• TASK
Answer these questions about the job-rejection text, one per line:
1. At what time and on what day did the writer send off the cover and resume?
2. What error did the rejection email say the writer had made?
3. According to the writer, what is the burning urgency born of?

I got a job lead for a part-time position at some small, independent production company, and I was so excited over it (read: anxious) that I whipped off a cover and resume immediately, which was around 8:30 a.m. on Friday. By Saturday afternoon I had a rejection email in my inbox, and the tone of it was quite snarky, so I inquired for more details, and I was told in an even snarkier tone that I'd spelled her company name wrong, therefore it was rushed and I had no attention to detail.
I made the classic, #1 FUCK UP in a job search. This brought me to tears - how stupid can I be? But the truth is, it WAS rushed, because I constantly feel this burning urgency, born of fear, that if I don't jump on every lead RIGHT NOW, I'm going to lose everything and get nowhere. This kind of anxiety results in skipping through the details. And how many other letters did I send out with mistakes? Maybe none, maybe all. I don't even want to think about it.

• RECORD EXTRACTS
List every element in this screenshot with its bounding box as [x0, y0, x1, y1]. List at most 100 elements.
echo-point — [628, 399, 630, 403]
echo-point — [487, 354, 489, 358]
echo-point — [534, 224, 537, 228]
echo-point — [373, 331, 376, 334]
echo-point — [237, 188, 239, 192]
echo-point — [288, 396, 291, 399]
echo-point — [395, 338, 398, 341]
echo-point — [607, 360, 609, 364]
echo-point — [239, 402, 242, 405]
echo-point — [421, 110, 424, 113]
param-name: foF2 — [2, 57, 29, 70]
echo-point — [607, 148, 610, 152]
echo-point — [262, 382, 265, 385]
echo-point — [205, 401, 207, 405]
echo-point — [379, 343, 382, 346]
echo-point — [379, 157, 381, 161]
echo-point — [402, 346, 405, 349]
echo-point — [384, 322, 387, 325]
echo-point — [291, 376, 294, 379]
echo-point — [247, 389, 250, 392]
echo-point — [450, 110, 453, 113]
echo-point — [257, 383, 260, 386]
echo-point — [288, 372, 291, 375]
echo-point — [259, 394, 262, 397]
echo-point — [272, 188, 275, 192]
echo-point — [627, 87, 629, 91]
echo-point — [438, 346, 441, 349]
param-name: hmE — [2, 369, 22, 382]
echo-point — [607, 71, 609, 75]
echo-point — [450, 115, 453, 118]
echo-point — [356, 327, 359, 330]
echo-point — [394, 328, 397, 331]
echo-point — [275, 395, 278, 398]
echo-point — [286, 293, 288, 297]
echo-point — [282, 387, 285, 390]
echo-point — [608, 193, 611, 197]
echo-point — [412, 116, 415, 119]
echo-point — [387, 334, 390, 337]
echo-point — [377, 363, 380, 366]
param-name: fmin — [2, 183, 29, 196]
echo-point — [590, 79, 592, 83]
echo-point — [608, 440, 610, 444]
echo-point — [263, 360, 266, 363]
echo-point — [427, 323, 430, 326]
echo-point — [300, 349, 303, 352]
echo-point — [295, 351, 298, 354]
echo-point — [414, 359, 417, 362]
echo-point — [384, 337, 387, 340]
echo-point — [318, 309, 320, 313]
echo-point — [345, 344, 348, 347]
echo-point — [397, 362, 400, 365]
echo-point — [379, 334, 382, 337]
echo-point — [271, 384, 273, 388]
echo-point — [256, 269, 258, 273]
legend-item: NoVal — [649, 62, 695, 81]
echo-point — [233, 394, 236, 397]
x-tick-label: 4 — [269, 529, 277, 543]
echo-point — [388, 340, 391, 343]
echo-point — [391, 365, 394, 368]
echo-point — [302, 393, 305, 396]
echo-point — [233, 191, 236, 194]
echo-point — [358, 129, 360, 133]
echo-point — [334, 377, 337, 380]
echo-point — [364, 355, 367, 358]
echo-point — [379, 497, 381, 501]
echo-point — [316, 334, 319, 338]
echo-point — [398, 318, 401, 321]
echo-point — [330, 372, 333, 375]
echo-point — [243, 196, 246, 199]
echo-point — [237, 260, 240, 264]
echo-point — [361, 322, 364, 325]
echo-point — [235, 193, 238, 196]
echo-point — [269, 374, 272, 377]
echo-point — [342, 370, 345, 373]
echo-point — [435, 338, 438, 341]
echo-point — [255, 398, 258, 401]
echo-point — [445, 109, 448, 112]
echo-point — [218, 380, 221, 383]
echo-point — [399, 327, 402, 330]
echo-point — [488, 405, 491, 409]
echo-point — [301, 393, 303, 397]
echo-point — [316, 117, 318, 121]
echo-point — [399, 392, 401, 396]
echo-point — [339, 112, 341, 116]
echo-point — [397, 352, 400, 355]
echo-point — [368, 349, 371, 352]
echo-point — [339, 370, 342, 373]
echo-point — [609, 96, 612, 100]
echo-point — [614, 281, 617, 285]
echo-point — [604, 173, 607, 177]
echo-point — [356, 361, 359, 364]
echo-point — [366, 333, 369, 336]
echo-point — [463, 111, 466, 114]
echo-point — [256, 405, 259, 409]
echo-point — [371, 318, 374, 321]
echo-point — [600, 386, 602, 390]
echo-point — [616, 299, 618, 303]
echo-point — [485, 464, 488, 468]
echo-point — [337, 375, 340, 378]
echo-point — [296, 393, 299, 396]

• EXERCISE RESULT
1. Around 8:30 a.m. on Friday.
2. The writer had spelled her company name wrong.
3. Fear.